Check every line below for the word "only" and show those that hold it.

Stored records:
◇ ◇ ◇ ◇ ◇

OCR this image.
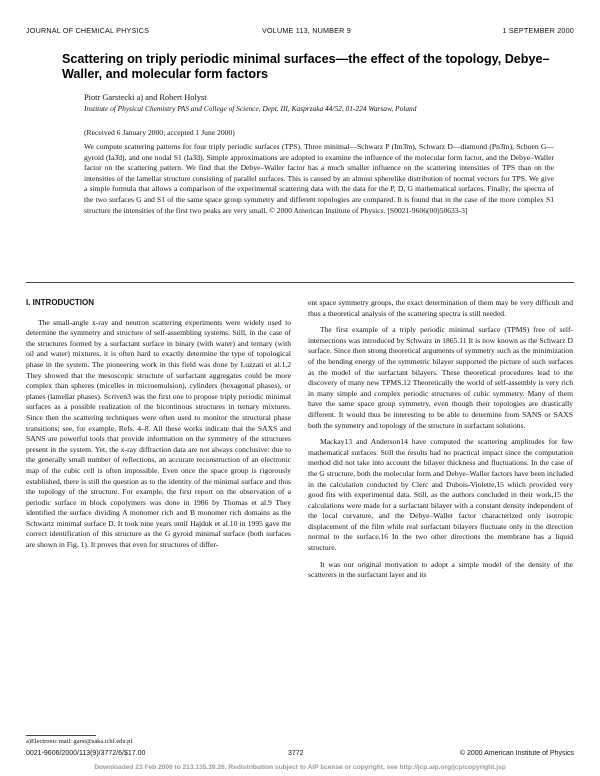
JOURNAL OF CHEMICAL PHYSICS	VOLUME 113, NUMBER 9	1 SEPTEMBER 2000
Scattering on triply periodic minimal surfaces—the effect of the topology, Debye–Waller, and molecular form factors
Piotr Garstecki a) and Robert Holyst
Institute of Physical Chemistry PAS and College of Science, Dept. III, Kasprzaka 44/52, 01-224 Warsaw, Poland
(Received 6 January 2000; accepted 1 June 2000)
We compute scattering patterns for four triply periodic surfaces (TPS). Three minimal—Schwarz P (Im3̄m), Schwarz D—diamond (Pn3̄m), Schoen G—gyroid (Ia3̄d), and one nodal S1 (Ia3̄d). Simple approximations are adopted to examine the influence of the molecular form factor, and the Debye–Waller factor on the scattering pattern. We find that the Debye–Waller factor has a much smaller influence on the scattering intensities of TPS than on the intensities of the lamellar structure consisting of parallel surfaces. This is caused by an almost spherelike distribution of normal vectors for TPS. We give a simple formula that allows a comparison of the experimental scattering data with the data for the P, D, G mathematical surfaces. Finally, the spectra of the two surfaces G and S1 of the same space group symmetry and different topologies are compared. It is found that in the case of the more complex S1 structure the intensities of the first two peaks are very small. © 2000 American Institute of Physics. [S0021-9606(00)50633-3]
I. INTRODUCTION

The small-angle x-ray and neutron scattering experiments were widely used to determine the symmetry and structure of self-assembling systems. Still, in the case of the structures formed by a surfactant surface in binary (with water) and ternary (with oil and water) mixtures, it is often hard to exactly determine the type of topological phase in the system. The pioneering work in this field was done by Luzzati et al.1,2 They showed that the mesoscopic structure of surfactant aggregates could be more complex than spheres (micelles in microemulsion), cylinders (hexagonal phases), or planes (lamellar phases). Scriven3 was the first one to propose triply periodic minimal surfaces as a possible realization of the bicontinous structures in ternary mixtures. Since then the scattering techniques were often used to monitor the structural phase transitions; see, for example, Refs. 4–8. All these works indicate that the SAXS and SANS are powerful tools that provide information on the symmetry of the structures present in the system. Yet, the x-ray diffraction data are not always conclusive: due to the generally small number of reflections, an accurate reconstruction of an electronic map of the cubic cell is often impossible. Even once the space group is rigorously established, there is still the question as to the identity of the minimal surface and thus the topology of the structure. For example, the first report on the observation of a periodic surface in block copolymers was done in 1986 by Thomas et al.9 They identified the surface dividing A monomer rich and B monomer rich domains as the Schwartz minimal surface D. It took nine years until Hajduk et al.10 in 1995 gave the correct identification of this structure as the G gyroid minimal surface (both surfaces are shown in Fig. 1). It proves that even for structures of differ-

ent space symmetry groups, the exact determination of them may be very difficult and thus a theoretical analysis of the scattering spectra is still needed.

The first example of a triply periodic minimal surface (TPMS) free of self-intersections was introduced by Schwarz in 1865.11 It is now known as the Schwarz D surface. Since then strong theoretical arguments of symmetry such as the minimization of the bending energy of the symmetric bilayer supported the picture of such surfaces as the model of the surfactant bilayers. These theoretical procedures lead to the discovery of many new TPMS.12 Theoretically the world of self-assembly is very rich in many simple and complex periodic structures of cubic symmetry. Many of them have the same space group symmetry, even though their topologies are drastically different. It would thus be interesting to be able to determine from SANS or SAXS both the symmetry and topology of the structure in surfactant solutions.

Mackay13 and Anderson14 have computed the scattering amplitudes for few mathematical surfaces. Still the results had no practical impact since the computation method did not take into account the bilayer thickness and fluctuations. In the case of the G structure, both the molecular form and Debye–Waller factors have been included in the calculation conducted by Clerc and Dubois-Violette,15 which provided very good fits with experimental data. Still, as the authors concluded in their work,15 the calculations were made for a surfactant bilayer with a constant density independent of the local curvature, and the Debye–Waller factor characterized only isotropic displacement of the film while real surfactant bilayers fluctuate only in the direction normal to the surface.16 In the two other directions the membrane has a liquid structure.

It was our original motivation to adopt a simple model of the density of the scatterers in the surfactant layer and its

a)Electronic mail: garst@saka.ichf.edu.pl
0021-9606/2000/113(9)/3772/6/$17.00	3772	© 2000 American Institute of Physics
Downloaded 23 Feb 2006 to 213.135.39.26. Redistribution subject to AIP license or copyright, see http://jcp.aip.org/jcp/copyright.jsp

◇ ◇ ◇ ◇ ◇

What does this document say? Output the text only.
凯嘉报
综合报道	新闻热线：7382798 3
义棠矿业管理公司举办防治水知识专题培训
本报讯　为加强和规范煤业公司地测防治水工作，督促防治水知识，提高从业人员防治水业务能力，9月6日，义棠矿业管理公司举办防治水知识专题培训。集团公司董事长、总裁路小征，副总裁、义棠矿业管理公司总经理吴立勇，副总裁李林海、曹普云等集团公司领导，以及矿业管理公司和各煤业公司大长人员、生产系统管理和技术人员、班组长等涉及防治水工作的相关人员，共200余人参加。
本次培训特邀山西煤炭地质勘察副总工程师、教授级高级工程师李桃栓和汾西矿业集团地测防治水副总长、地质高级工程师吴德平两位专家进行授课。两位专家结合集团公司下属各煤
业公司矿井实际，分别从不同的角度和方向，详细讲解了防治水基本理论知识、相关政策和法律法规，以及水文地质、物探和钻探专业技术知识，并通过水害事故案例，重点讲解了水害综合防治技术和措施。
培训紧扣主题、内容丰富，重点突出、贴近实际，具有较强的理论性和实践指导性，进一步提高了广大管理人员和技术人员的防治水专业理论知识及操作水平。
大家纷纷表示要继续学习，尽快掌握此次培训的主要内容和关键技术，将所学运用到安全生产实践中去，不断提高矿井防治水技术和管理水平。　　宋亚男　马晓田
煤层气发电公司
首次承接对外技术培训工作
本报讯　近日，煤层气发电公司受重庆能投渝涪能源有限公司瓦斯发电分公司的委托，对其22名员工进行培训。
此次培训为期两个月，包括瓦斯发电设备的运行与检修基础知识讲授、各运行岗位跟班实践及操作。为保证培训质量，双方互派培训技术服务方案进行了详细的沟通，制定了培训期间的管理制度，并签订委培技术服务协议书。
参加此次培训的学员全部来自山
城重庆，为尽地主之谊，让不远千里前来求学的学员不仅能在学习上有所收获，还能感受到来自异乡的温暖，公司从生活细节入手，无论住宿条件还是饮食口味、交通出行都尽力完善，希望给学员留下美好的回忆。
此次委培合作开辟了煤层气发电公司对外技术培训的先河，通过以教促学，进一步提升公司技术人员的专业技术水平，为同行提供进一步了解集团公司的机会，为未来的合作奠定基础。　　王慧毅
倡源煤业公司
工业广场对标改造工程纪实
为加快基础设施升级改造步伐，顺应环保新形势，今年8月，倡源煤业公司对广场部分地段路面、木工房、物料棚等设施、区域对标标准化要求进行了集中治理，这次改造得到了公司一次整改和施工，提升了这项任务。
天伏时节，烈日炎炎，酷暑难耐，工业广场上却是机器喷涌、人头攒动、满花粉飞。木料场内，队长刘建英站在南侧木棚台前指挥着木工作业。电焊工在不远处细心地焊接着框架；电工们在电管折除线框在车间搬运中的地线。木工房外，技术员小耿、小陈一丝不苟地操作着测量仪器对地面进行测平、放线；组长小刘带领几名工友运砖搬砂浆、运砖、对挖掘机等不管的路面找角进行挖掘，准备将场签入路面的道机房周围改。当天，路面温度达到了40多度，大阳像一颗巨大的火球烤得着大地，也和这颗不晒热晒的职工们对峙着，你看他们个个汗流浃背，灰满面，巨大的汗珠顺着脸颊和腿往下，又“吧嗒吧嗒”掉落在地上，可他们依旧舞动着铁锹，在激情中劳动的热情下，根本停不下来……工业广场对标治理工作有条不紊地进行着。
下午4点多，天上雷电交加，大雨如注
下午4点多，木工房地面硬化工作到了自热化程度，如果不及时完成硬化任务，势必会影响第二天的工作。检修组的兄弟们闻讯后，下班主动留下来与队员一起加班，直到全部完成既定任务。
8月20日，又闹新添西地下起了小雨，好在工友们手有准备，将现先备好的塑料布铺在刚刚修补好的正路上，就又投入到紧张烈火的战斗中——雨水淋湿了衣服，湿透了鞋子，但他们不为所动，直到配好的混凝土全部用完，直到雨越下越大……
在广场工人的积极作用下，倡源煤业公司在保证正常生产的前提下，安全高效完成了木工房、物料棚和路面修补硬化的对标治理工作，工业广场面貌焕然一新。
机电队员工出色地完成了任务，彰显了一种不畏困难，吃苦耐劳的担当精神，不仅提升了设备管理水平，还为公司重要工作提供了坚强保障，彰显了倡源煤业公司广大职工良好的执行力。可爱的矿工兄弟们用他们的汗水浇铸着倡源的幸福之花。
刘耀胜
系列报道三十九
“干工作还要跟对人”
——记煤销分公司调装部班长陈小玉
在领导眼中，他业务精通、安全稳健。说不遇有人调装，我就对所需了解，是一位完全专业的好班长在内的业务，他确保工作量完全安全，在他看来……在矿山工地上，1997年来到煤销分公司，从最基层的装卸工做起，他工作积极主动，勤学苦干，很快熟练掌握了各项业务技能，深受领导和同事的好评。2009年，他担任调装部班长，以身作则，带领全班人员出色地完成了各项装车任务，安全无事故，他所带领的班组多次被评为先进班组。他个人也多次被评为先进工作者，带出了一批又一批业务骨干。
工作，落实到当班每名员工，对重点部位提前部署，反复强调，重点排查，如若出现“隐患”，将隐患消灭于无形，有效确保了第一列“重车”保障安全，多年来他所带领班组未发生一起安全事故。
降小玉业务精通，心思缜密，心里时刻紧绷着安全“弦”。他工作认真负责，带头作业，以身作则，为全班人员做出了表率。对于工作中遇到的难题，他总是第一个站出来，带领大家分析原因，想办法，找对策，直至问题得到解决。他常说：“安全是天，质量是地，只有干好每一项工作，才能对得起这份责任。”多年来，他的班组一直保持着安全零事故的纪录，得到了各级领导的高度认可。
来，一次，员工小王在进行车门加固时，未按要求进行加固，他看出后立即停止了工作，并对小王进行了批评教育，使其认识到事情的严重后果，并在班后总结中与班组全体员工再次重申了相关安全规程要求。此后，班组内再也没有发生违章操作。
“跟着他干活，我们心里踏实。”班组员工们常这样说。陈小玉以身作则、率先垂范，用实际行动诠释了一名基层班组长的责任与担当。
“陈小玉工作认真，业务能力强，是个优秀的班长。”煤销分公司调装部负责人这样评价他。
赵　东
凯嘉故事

◇ ◇ ◇ ◇ ◇

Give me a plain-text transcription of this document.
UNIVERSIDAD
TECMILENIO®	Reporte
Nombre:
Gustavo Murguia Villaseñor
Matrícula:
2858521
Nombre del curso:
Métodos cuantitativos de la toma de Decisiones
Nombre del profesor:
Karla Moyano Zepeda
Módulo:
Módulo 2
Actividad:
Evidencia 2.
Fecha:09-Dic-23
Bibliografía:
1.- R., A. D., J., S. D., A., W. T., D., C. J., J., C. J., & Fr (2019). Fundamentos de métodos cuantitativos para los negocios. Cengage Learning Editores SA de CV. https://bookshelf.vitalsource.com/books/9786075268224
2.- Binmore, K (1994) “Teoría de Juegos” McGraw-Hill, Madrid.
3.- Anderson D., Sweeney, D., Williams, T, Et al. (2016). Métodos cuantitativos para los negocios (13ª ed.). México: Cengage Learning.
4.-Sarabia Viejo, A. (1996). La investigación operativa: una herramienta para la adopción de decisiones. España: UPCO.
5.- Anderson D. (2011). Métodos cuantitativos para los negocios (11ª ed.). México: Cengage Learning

◇ ◇ ◇ ◇ ◇

▶ [EXPECTED ANSWER]
Mackay13 and Anderson14 have computed the scattering amplitudes for few mathematical surfaces. Still the results had no practical impact since the computation method did not take into account the bilayer thickness and fluctuations. In the case of the G structure, both the molecular form and Debye–Waller factors have been included in the calculation conducted by Clerc and Dubois-Violette,15 which provided very good fits with experimental data. Still, as the authors concluded in their work,15 the calculations were made for a surfactant bilayer with a constant density independent of the local curvature, and the Debye–Waller factor characterized only isotropic displacement of the film while real surfactant bilayers fluctuate only in the direction normal to the surface.16 In the two other directions the membrane has a liquid structure.
What does this document say? Output the text only.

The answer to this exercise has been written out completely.